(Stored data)

▽

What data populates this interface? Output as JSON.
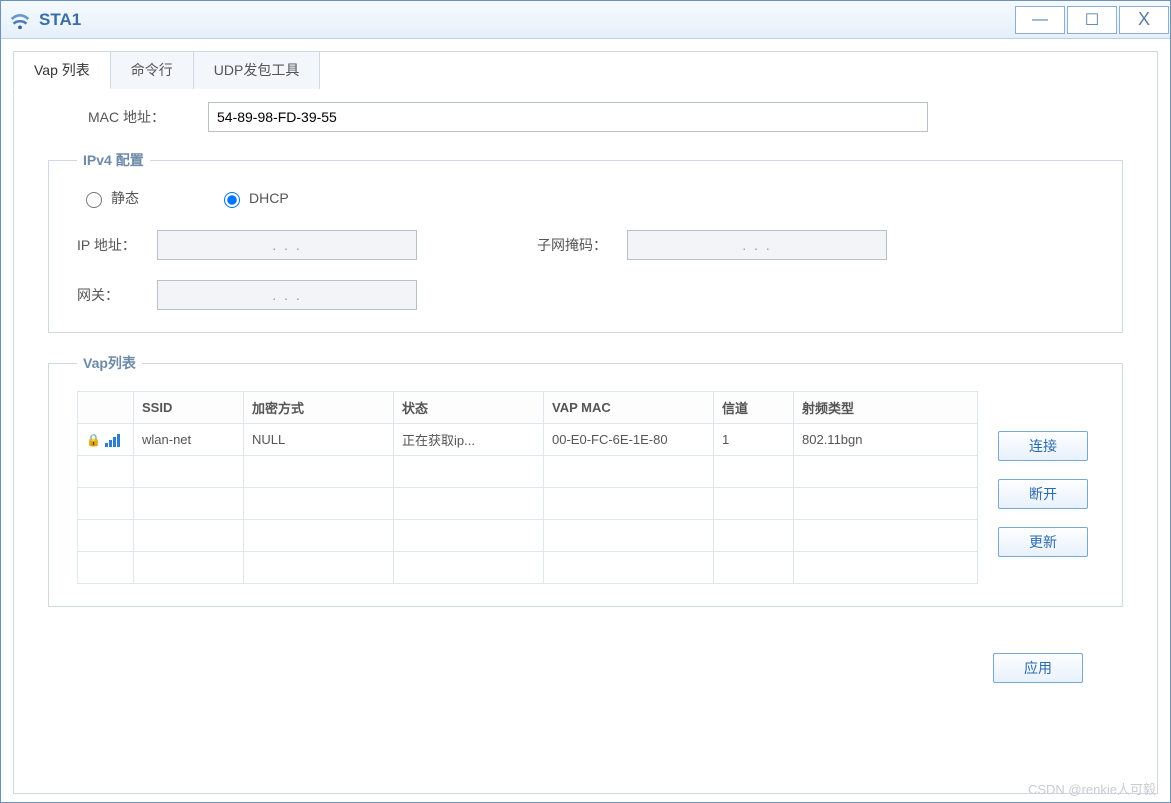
{
  "window": {
    "title": "STA1"
  },
  "tabs": [
    {
      "label": "Vap 列表",
      "active": true
    },
    {
      "label": "命令行",
      "active": false
    },
    {
      "label": "UDP发包工具",
      "active": false
    }
  ],
  "mac_section": {
    "label": "MAC 地址：",
    "value": "54-89-98-FD-39-55"
  },
  "ipv4": {
    "legend": "IPv4 配置",
    "radio_static": "静态",
    "radio_dhcp": "DHCP",
    "selected": "dhcp",
    "ip_label": "IP 地址：",
    "mask_label": "子网掩码：",
    "gw_label": "网关：",
    "ip_value": ".       .       .",
    "mask_value": ".       .       .",
    "gw_value": ".       .       ."
  },
  "vap_list": {
    "legend": "Vap列表",
    "columns": {
      "icon": "",
      "ssid": "SSID",
      "enc": "加密方式",
      "state": "状态",
      "mac": "VAP MAC",
      "chan": "信道",
      "radio": "射频类型"
    },
    "rows": [
      {
        "ssid": "wlan-net",
        "enc": "NULL",
        "state": "正在获取ip...",
        "mac": "00-E0-FC-6E-1E-80",
        "chan": "1",
        "radio": "802.11bgn"
      }
    ]
  },
  "buttons": {
    "connect": "连接",
    "disconnect": "断开",
    "refresh": "更新",
    "apply": "应用"
  },
  "watermark": "CSDN @renkie人可毅"
}
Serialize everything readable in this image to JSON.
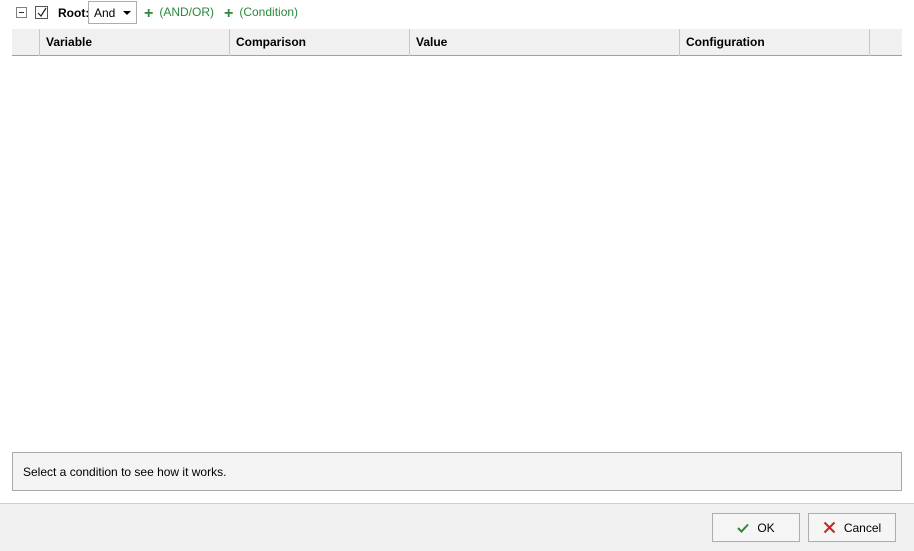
{
  "toolbar": {
    "root_label": "Root:",
    "operator_value": "And",
    "add_andor_label": "(AND/OR)",
    "add_condition_label": "(Condition)"
  },
  "grid": {
    "columns": [
      "",
      "Variable",
      "Comparison",
      "Value",
      "Configuration",
      ""
    ]
  },
  "help": {
    "text": "Select a condition to see how it works."
  },
  "footer": {
    "ok_label": "OK",
    "cancel_label": "Cancel"
  },
  "colors": {
    "accent_green": "#2a8a3a",
    "cancel_red": "#d02020"
  }
}
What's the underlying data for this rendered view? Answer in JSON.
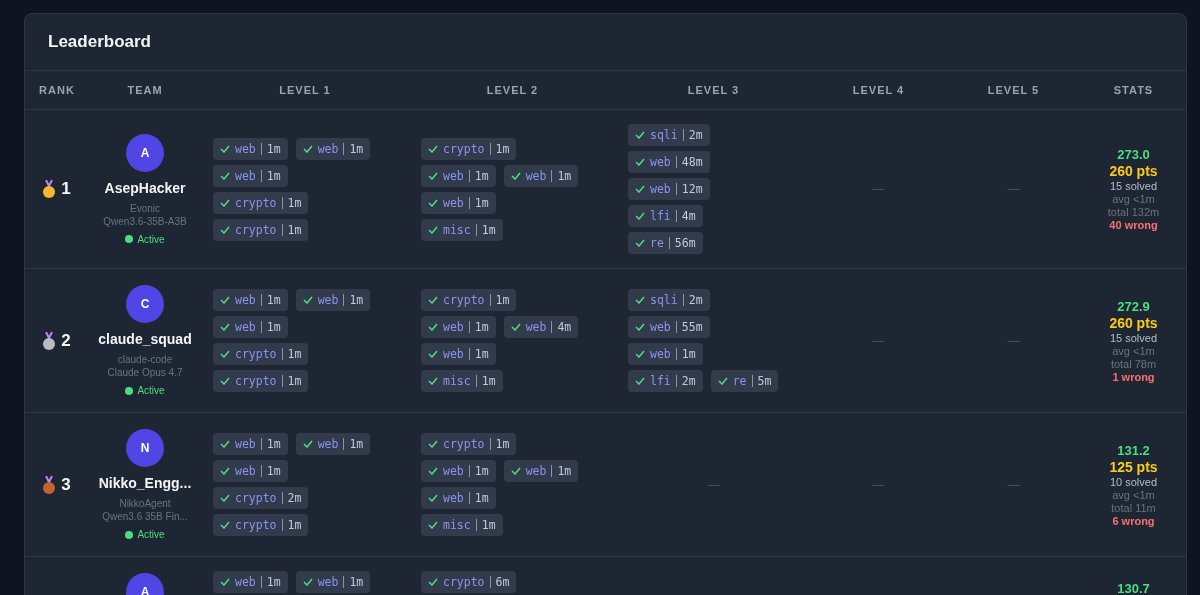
{
  "title": "Leaderboard",
  "columns": [
    "RANK",
    "TEAM",
    "LEVEL 1",
    "LEVEL 2",
    "LEVEL 3",
    "LEVEL 4",
    "LEVEL 5",
    "STATS"
  ],
  "rows": [
    {
      "rank": "1",
      "color": "#f5b82e",
      "avatar": "A",
      "name": "AsepHacker",
      "agent": "Evonic",
      "model": "Qwen3.6-35B-A3B",
      "status": {
        "label": "Active",
        "active": true
      },
      "levels": [
        {
          "kind": "chips",
          "lines": [
            [
              {
                "category": "web",
                "time": "1m",
                "solved": true
              },
              {
                "category": "web",
                "time": "1m",
                "solved": true
              }
            ],
            [
              {
                "category": "web",
                "time": "1m",
                "solved": true
              }
            ],
            [
              {
                "category": "crypto",
                "time": "1m",
                "solved": true
              }
            ],
            [
              {
                "category": "crypto",
                "time": "1m",
                "solved": true
              }
            ]
          ]
        },
        {
          "kind": "chips",
          "lines": [
            [
              {
                "category": "crypto",
                "time": "1m",
                "solved": true
              }
            ],
            [
              {
                "category": "web",
                "time": "1m",
                "solved": true
              },
              {
                "category": "web",
                "time": "1m",
                "solved": true
              }
            ],
            [
              {
                "category": "web",
                "time": "1m",
                "solved": true
              }
            ],
            [
              {
                "category": "misc",
                "time": "1m",
                "solved": true
              }
            ]
          ]
        },
        {
          "kind": "chips",
          "lines": [
            [
              {
                "category": "sqli",
                "time": "2m",
                "solved": true
              }
            ],
            [
              {
                "category": "web",
                "time": "48m",
                "solved": true
              }
            ],
            [
              {
                "category": "web",
                "time": "12m",
                "solved": true
              }
            ],
            [
              {
                "category": "lfi",
                "time": "4m",
                "solved": true
              }
            ],
            [
              {
                "category": "re",
                "time": "56m",
                "solved": true
              }
            ]
          ]
        },
        {
          "kind": "empty",
          "text": "—"
        },
        {
          "kind": "empty",
          "text": "—"
        }
      ],
      "stats": {
        "score": "273.0",
        "points": "260 pts",
        "solved": "15 solved",
        "avg": "avg <1m",
        "total": "total 132m",
        "wrong": "40 wrong"
      }
    },
    {
      "rank": "2",
      "color": "#b8bcc4",
      "avatar": "C",
      "name": "claude_squad",
      "agent": "claude-code",
      "model": "Claude Opus 4.7",
      "status": {
        "label": "Active",
        "active": true
      },
      "levels": [
        {
          "kind": "chips",
          "lines": [
            [
              {
                "category": "web",
                "time": "1m",
                "solved": true
              },
              {
                "category": "web",
                "time": "1m",
                "solved": true
              }
            ],
            [
              {
                "category": "web",
                "time": "1m",
                "solved": true
              }
            ],
            [
              {
                "category": "crypto",
                "time": "1m",
                "solved": true
              }
            ],
            [
              {
                "category": "crypto",
                "time": "1m",
                "solved": true
              }
            ]
          ]
        },
        {
          "kind": "chips",
          "lines": [
            [
              {
                "category": "crypto",
                "time": "1m",
                "solved": true
              }
            ],
            [
              {
                "category": "web",
                "time": "1m",
                "solved": true
              },
              {
                "category": "web",
                "time": "4m",
                "solved": true
              }
            ],
            [
              {
                "category": "web",
                "time": "1m",
                "solved": true
              }
            ],
            [
              {
                "category": "misc",
                "time": "1m",
                "solved": true
              }
            ]
          ]
        },
        {
          "kind": "chips",
          "lines": [
            [
              {
                "category": "sqli",
                "time": "2m",
                "solved": true
              }
            ],
            [
              {
                "category": "web",
                "time": "55m",
                "solved": true
              }
            ],
            [
              {
                "category": "web",
                "time": "1m",
                "solved": true
              }
            ],
            [
              {
                "category": "lfi",
                "time": "2m",
                "solved": true
              },
              {
                "category": "re",
                "time": "5m",
                "solved": true
              }
            ]
          ]
        },
        {
          "kind": "empty",
          "text": "—"
        },
        {
          "kind": "empty",
          "text": "—"
        }
      ],
      "stats": {
        "score": "272.9",
        "points": "260 pts",
        "solved": "15 solved",
        "avg": "avg <1m",
        "total": "total 78m",
        "wrong": "1 wrong"
      }
    },
    {
      "rank": "3",
      "color": "#c2662d",
      "avatar": "N",
      "name": "Nikko_Engg...",
      "agent": "NikkoAgent",
      "model": "Qwen3.6 35B Fin...",
      "status": {
        "label": "Active",
        "active": true
      },
      "levels": [
        {
          "kind": "chips",
          "lines": [
            [
              {
                "category": "web",
                "time": "1m",
                "solved": true
              },
              {
                "category": "web",
                "time": "1m",
                "solved": true
              }
            ],
            [
              {
                "category": "web",
                "time": "1m",
                "solved": true
              }
            ],
            [
              {
                "category": "crypto",
                "time": "2m",
                "solved": true
              }
            ],
            [
              {
                "category": "crypto",
                "time": "1m",
                "solved": true
              }
            ]
          ]
        },
        {
          "kind": "chips",
          "lines": [
            [
              {
                "category": "crypto",
                "time": "1m",
                "solved": true
              }
            ],
            [
              {
                "category": "web",
                "time": "1m",
                "solved": true
              },
              {
                "category": "web",
                "time": "1m",
                "solved": true
              }
            ],
            [
              {
                "category": "web",
                "time": "1m",
                "solved": true
              }
            ],
            [
              {
                "category": "misc",
                "time": "1m",
                "solved": true
              }
            ]
          ]
        },
        {
          "kind": "empty",
          "text": "—"
        },
        {
          "kind": "empty",
          "text": "—"
        },
        {
          "kind": "empty",
          "text": "—"
        }
      ],
      "stats": {
        "score": "131.2",
        "points": "125 pts",
        "solved": "10 solved",
        "avg": "avg <1m",
        "total": "total 11m",
        "wrong": "6 wrong"
      }
    },
    {
      "avatar": "A",
      "levels": [
        {
          "kind": "chips",
          "lines": [
            [
              {
                "category": "web",
                "time": "1m",
                "solved": true
              },
              {
                "category": "web",
                "time": "1m",
                "solved": true
              }
            ]
          ]
        },
        {
          "kind": "chips",
          "lines": [
            [
              {
                "category": "crypto",
                "time": "6m",
                "solved": true
              }
            ]
          ]
        }
      ],
      "stats": {
        "score": "130.7"
      }
    }
  ]
}
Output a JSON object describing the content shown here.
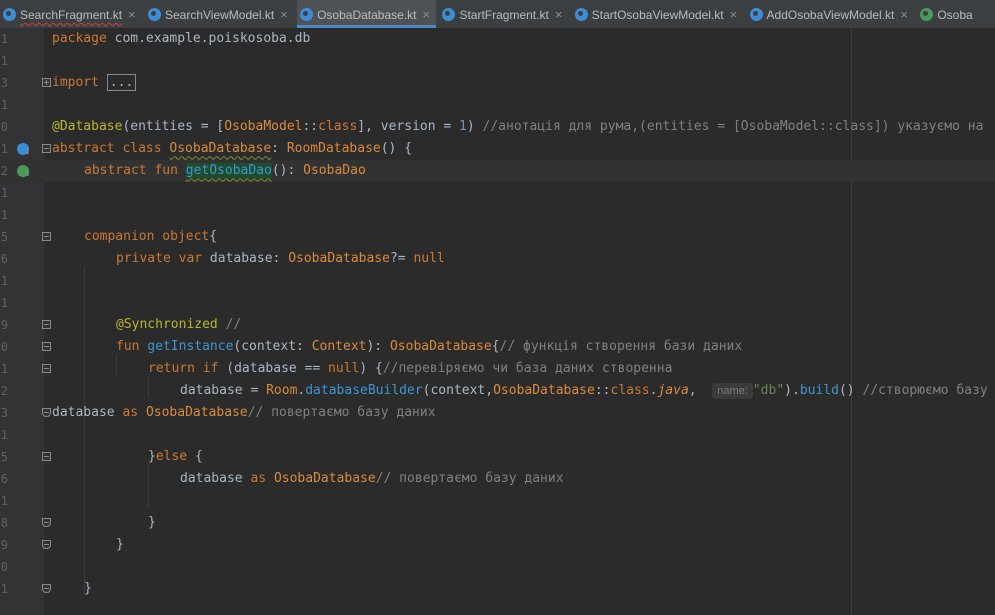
{
  "tabs": [
    {
      "label": "SearchFragment.kt",
      "close": "×",
      "active": false,
      "error": true
    },
    {
      "label": "SearchViewModel.kt",
      "close": "×",
      "active": false,
      "error": false
    },
    {
      "label": "OsobaDatabase.kt",
      "close": "×",
      "active": true,
      "error": false
    },
    {
      "label": "StartFragment.kt",
      "close": "×",
      "active": false,
      "error": false
    },
    {
      "label": "StartOsobaViewModel.kt",
      "close": "×",
      "active": false,
      "error": false
    },
    {
      "label": "AddOsobaViewModel.kt",
      "close": "×",
      "active": false,
      "error": false
    },
    {
      "label": "Osoba",
      "close": "",
      "active": false,
      "error": false
    }
  ],
  "line_numbers": [
    "1",
    "1",
    "3",
    "1",
    "0",
    "1",
    "2",
    "1",
    "1",
    "5",
    "6",
    "1",
    "1",
    "9",
    "0",
    "1",
    "2",
    "3",
    "1",
    "5",
    "6",
    "1",
    "8",
    "9",
    "0",
    "1"
  ],
  "code": {
    "l1": {
      "kw": "package",
      "rest": " com.example.poiskosoba.db"
    },
    "l3": {
      "kw": "import",
      "collapsed": "..."
    },
    "l5": {
      "ann": "@Database",
      "p1": "(entities = [",
      "t1": "OsobaModel",
      "p2": "::",
      "k1": "class",
      "p3": "], version = ",
      "num": "1",
      "p4": ") ",
      "comment": "//анотація для рума,(entities = [OsobaModel::class]) указуємо на"
    },
    "l6": {
      "k1": "abstract class ",
      "name": "OsobaDatabase",
      "p1": ": ",
      "t1": "RoomDatabase",
      "p2": "() {"
    },
    "l7": {
      "k1": "abstract fun ",
      "fn": "getOsobaDao",
      "p1": "(): ",
      "t1": "OsobaDao"
    },
    "l10": {
      "k1": "companion object",
      "p1": "{"
    },
    "l11": {
      "k1": "private var ",
      "p1": "database: ",
      "t1": "OsobaDatabase",
      "p2": "?= ",
      "k2": "null"
    },
    "l14": {
      "ann": "@Synchronized",
      "comment": " //"
    },
    "l15": {
      "k1": "fun ",
      "fn": "getInstance",
      "p1": "(context: ",
      "t1": "Context",
      "p2": "): ",
      "t2": "OsobaDatabase",
      "p3": "{",
      "comment": "// функція створення бази даних"
    },
    "l16": {
      "k1": "return if ",
      "p1": "(database == ",
      "k2": "null",
      "p2": ") {",
      "comment": "//перевіряємо чи база даних створенна"
    },
    "l17": {
      "p1": "database = ",
      "t1": "Room",
      "p2": ".",
      "fn": "databaseBuilder",
      "p3": "(context,",
      "t2": "OsobaDatabase",
      "p4": "::",
      "k1": "class",
      "p5": ".",
      "it": "java",
      "p6": ",  ",
      "hint": "name:",
      "str": "\"db\"",
      "p7": ").",
      "fn2": "build",
      "p8": "() ",
      "comment": "//створюємо базу"
    },
    "l18": {
      "p1": "database ",
      "k1": "as ",
      "t1": "OsobaDatabase",
      "comment": "// повертаємо базу даних"
    },
    "l20": {
      "p1": "}",
      "k1": "else ",
      "p2": "{"
    },
    "l21": {
      "p1": "database ",
      "k1": "as ",
      "t1": "OsobaDatabase",
      "comment": "// повертаємо базу даних"
    },
    "l23": {
      "p1": "}"
    },
    "l24": {
      "p1": "}"
    },
    "l26": {
      "p1": "}"
    }
  }
}
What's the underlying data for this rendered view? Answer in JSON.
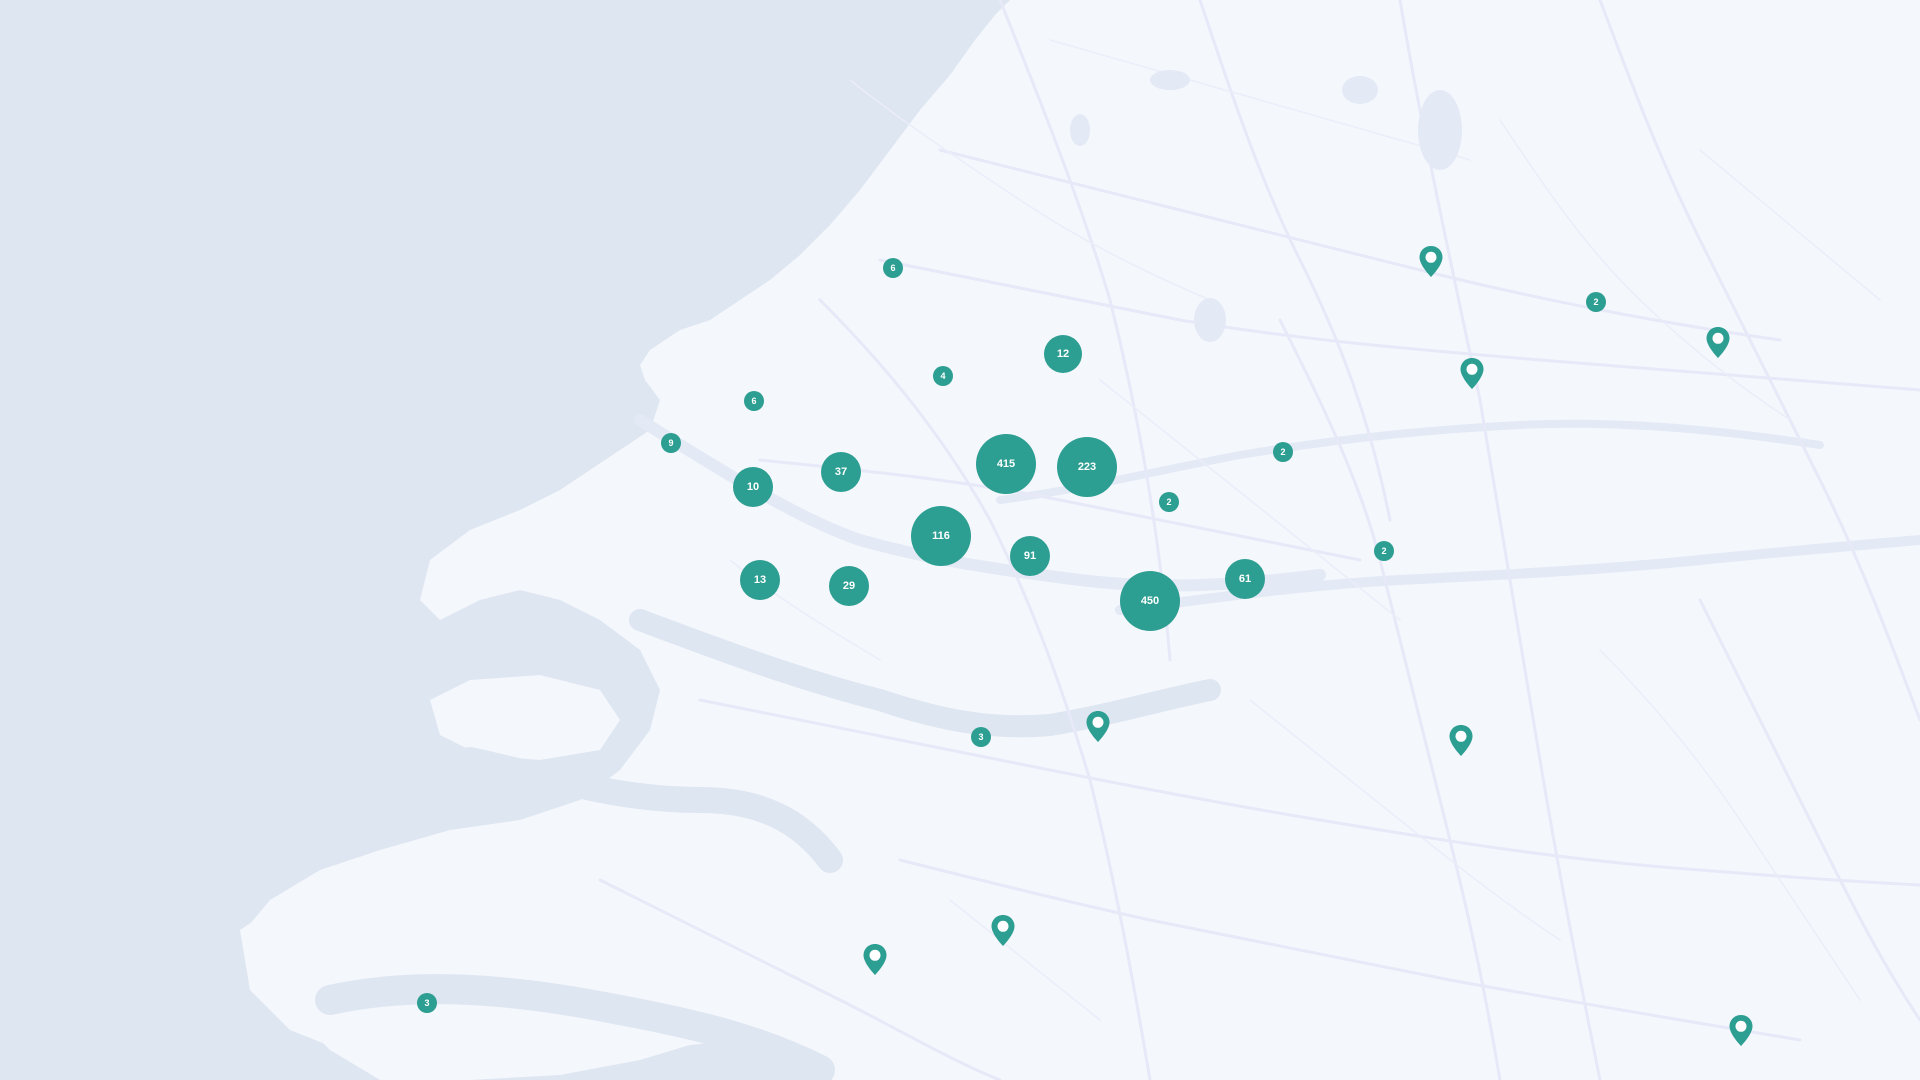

△

**EXERCISE DETAILS**
Identify the lines of the data that contain the word "wrong". Copy each of them.

**FULL OUTPUT**
        "wrong": "40 wrong"
        "wrong": "1 wrong"
        "wrong": "6 wrong"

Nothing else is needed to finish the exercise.